___ ИЗВЛЕЧЁННЫЙ ТЕКСТ ___
Представляется, что показателем приближения к этой границе может служить явная неспособность механизмов одного из уровней самостоятельно справляться со своими адаптивными задачами, обусловливаемая необходимость привлечения к их разрешению механизмов других, не столь приспособленных для этого, уровней.

Глубина дезадаптации при этом может определяться совершенно определенными признаками: сохраняют ли взявшие на себя дополнительную нагрузку уровни способность полноценного осуществления своих собственных функций и соответственно нормальную иерархическую организацию; меняется ли нормальная смысловая конфигурация системы, не становятся ли сверхценными адаптационные задачи неполноценного уровня; и, наконец, сохраняется ли сама ее целостность, не происходит ли редукция ряда адаптивных задач или нарушение баланса в разрешении задач реальной адаптации и саморегуляции.

Косвенная поддержка выделения именно этих признаков углубления психической дезадаптации содержится в работе А. М. Пятигорского (1973), который считает, что патологические проявления можно расценивать как микроизменения, если они идут в границах одного уровня сознания, и макро-, если они ведут к изменению всей структуры психики. С помощью этих критериев он предлагает, например, различать степени дезадаптации: психопатии и психоза.

Мы уже отмечали, что подобное понимание нормы и патологии должно иметь прямые практические следствия в организации психо-коррекционной работы. Оно задает профессионалу установку на взаимодействие с целостным, живым образованием и предостерегает от излишней концентрации на разрешении отдельных аффективных проблем. Это важно, поскольку, по нашим наблюдениям, частный успех в устранении отдельной трудности достаточно часто может стимулировать возникновение сходных проблем и даже обернуться дальнейшим углублением общей дезадаптации. И, наоборот, обращение к отработке совсем других, напрямую не связанных с наличествующей проблемой аффективных механизмов может дать продвижение к более конструктивным отношениям с миром.

Такая логика не удивляет, если помнить, мы имеем дело с живой сложно координированной системой. В этом случае упорное движение в одном направлении всегда в итоге должно приносить противоположный результат. Поэтому появляется необходимость различать оказание немедленной "скорой помощи" на страдающем уровне сознания и работу более длительную, более кропотливую по развитию противоположных тенденций в рамках того же и содружественного ему уровня и механизмов совсем других, реципрокных, уровней сознания.

Так, например, при явной необходимости срочно справиться со страхами ребенка первыми средствами их купирования будут, безусловно, попытки связать их в ритуале защиты, нейтрализовать чувством эмоциональной связи с близкими. Однако, сосредоточившись лишь на разработке этих прямых первоочередных мер, мы будем, по мере успеха, развивать и зависимость ребенка от формируемых средств защиты и в итоге можем обострить его уязвимость к новым страхам. То есть мы рискуем, таким образом, запустить круговое движение, усугубляющее дисбаланс системы.
___ ВЫДЕРЖКИ ИЗ МАТЕРИАЛОВ ___
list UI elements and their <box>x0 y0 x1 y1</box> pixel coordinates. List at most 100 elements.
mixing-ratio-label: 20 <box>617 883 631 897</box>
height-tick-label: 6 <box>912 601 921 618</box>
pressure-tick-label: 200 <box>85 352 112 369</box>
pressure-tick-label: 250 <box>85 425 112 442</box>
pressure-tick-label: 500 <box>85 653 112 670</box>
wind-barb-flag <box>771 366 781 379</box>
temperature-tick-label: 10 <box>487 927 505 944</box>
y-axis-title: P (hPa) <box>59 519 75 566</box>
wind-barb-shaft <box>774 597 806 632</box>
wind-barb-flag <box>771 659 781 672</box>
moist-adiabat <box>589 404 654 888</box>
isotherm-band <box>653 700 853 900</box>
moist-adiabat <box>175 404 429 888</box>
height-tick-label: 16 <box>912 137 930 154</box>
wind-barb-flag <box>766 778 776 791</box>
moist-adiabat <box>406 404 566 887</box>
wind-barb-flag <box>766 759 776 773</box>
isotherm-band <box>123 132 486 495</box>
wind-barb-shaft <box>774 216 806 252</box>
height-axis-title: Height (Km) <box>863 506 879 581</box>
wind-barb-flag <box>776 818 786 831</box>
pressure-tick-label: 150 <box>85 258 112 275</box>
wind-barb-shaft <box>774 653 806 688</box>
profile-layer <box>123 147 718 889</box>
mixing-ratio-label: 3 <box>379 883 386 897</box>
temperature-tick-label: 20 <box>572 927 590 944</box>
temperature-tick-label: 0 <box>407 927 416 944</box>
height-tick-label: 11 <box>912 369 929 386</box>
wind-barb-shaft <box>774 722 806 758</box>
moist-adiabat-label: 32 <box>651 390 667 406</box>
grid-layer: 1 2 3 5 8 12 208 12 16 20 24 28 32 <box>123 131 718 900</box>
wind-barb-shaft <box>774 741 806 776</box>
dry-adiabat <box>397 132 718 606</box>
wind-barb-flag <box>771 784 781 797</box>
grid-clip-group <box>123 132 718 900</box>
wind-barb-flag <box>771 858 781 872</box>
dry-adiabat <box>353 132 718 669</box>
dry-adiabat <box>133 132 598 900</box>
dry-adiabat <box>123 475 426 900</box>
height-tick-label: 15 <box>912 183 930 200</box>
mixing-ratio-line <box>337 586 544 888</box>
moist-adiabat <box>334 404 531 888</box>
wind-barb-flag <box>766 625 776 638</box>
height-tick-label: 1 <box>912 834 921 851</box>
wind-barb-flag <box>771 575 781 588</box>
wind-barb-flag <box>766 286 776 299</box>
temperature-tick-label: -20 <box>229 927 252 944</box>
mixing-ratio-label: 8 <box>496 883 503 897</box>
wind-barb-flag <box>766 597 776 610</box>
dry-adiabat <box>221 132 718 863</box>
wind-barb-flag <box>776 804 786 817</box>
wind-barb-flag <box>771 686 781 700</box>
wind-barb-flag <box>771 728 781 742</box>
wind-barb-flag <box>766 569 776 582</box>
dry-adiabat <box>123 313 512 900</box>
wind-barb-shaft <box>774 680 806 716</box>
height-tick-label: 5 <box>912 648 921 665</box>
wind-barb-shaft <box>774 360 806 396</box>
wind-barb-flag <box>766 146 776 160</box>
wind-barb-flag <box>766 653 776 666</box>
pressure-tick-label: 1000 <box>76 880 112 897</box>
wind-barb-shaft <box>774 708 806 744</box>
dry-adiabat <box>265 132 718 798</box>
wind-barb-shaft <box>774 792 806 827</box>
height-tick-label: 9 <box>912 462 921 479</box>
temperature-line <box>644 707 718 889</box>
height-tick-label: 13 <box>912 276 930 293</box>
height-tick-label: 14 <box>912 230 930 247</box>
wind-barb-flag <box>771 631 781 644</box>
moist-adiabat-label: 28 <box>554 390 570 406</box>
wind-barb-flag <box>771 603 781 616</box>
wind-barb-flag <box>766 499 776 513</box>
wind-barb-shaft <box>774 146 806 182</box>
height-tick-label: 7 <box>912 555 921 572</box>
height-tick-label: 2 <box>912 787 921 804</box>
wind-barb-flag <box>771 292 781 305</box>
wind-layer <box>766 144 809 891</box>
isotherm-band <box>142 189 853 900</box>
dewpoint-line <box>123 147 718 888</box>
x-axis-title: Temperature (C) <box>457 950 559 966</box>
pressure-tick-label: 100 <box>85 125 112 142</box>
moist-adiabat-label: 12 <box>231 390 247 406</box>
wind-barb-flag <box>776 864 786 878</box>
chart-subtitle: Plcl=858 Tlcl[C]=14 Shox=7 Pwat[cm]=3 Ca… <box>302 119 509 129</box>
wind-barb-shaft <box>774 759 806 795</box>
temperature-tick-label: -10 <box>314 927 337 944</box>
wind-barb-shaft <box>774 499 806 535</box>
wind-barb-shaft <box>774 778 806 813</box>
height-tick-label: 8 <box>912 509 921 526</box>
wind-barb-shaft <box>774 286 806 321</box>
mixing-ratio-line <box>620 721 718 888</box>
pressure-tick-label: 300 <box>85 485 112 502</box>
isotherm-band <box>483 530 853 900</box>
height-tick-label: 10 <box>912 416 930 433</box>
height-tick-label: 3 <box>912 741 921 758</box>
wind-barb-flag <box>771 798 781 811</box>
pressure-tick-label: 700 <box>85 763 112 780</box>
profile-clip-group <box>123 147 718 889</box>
___
• ЗАДАНИЕ
Какие степени дезадаптации предлагает различать А. М. Пятигорский в тексте о психической дезадаптации?

• ОТВЕТ
Психопатию и психоз.